Work required – Report all lines from the entries below in which "item" appears.

☆ ☆ ☆ ☆ ☆ ☆ ☆

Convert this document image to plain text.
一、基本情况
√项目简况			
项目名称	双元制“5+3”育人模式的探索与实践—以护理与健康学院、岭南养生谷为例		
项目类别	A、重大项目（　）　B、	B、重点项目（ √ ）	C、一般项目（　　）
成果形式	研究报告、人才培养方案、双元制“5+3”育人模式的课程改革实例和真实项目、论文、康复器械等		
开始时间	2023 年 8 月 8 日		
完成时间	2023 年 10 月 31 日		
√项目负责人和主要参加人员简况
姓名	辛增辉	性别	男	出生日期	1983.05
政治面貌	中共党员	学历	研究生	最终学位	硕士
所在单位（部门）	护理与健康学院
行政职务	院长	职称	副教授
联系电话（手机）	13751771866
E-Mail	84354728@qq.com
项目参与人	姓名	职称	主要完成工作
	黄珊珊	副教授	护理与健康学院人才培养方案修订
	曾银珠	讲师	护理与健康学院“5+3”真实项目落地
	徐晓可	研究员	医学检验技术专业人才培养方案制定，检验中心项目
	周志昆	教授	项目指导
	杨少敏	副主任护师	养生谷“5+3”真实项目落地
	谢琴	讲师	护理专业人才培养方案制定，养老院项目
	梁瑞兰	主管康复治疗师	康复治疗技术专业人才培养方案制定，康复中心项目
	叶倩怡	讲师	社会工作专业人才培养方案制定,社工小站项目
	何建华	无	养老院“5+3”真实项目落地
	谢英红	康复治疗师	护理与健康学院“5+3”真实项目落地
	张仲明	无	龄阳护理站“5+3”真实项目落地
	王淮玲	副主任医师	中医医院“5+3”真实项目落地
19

☆ ☆ ☆ ☆ ☆ ☆ ☆

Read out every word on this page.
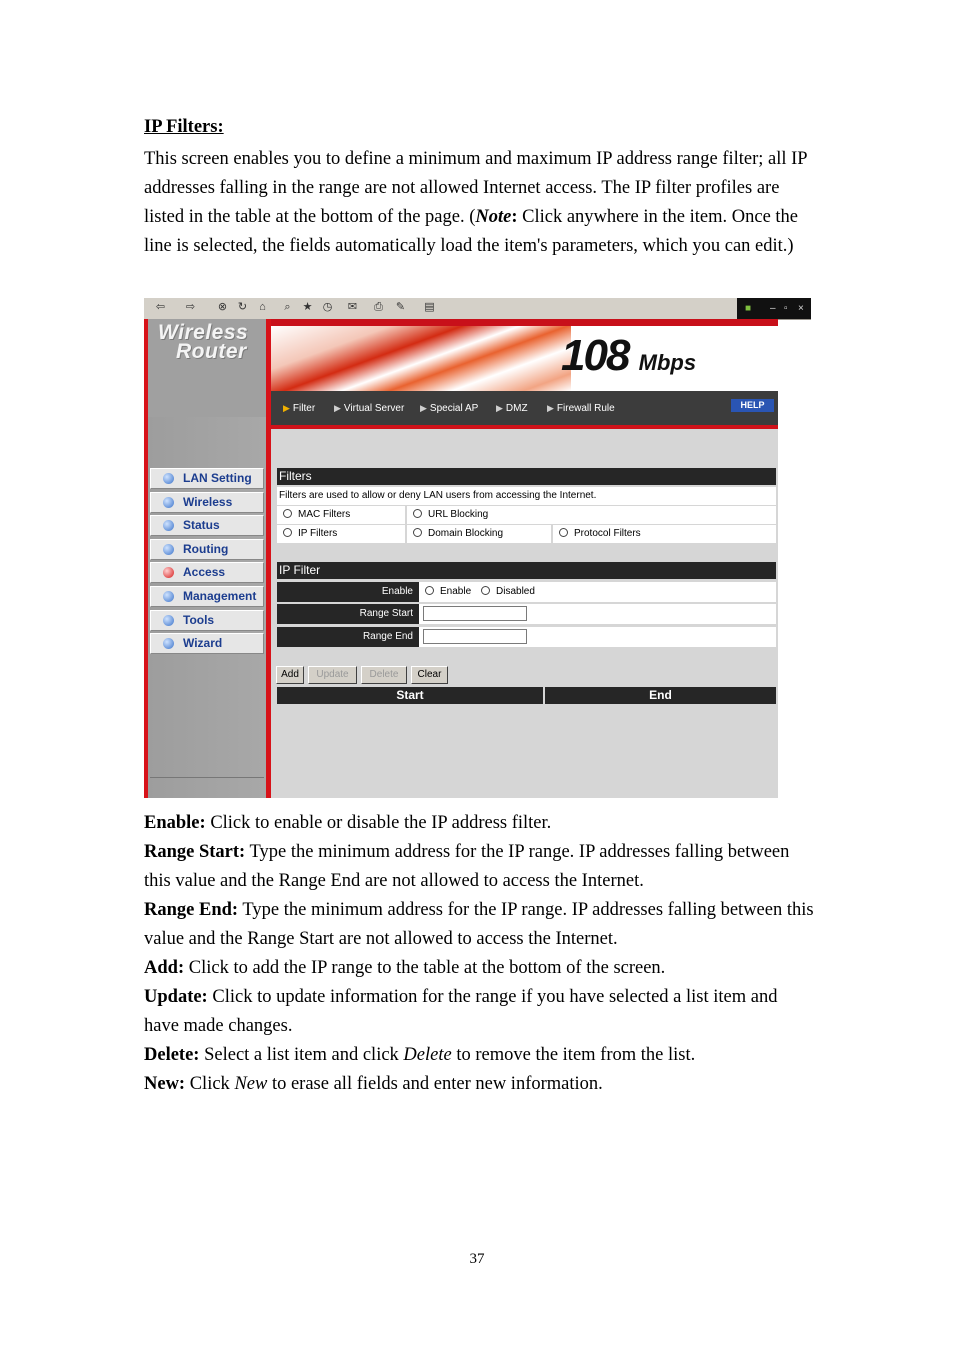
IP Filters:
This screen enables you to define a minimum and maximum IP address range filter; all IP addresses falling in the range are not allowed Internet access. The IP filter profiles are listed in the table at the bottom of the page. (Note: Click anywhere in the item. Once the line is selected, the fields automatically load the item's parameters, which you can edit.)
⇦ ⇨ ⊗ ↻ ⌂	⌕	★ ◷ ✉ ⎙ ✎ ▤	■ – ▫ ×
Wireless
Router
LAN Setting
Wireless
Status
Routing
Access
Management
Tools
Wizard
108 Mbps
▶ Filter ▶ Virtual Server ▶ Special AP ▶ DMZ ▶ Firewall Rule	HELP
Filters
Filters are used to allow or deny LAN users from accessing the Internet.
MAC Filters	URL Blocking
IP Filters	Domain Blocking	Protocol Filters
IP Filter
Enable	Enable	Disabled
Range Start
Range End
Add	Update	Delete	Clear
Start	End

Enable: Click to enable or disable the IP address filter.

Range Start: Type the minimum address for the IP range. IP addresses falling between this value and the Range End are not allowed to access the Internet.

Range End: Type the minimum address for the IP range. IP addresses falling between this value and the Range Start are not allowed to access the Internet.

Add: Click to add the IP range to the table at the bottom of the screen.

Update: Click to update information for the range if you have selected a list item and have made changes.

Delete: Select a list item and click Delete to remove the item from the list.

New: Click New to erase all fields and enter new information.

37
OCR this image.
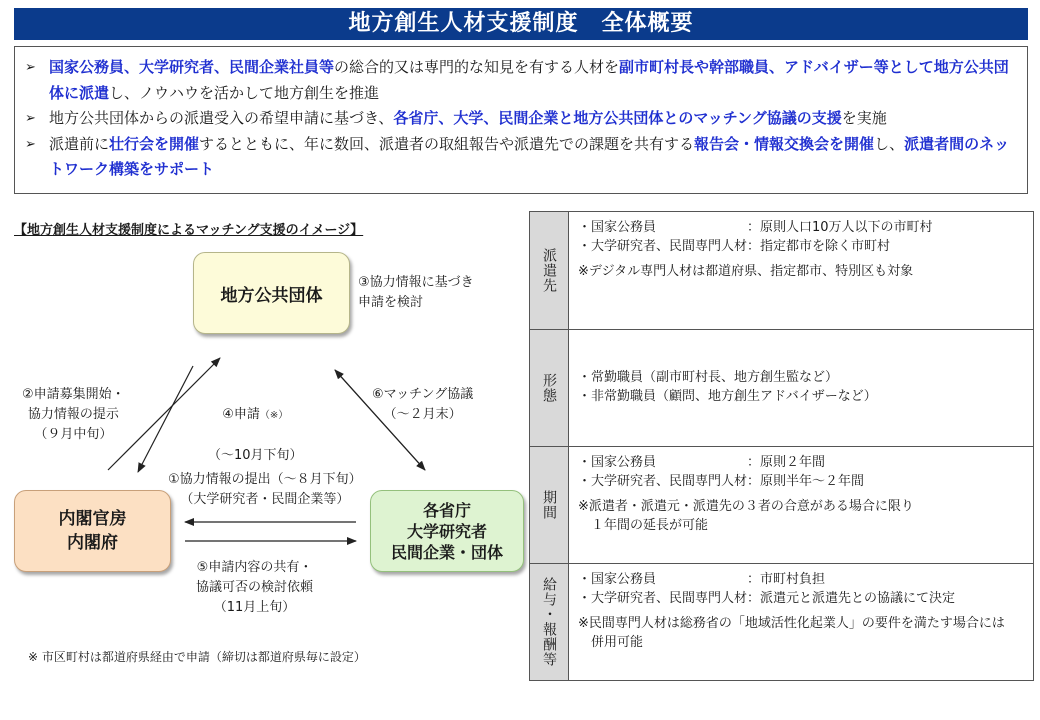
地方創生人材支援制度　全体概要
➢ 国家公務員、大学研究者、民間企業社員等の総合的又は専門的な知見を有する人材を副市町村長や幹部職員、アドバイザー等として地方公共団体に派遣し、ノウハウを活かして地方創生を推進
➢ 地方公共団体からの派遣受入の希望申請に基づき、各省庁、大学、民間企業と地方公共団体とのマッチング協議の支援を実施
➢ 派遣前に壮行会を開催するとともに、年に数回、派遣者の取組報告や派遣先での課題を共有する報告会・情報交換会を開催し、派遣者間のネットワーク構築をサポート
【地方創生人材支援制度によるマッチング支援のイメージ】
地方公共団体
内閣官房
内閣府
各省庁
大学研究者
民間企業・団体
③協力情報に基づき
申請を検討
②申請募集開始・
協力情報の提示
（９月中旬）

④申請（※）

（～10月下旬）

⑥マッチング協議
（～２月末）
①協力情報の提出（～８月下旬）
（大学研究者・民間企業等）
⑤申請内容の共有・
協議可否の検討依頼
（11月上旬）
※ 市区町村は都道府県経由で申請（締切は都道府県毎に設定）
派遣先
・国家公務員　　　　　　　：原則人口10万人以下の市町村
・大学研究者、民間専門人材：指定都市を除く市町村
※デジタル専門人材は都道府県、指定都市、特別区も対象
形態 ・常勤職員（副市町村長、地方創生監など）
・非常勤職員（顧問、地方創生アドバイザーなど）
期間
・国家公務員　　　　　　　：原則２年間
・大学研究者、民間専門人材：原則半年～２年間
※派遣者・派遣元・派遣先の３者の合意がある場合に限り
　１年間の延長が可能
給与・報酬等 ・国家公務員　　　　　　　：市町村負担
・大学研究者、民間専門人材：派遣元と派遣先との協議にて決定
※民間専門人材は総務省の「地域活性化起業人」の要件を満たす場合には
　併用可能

☆ ☆ ☆ ☆ ☆ ☆ ☆

Written answer –
This screen enables you to define a minimum and maximum IP address range filter; all IP addresses falling in the range are not allowed Internet access. The IP filter profiles are listed in the table at the bottom of the page. (Note: Click anywhere in the item. Once the line is selected, the fields automatically load the item's parameters, which you can edit.)
Update: Click to update information for the range if you have selected a list item and have made changes.
Delete: Select a list item and click Delete to remove the item from the list.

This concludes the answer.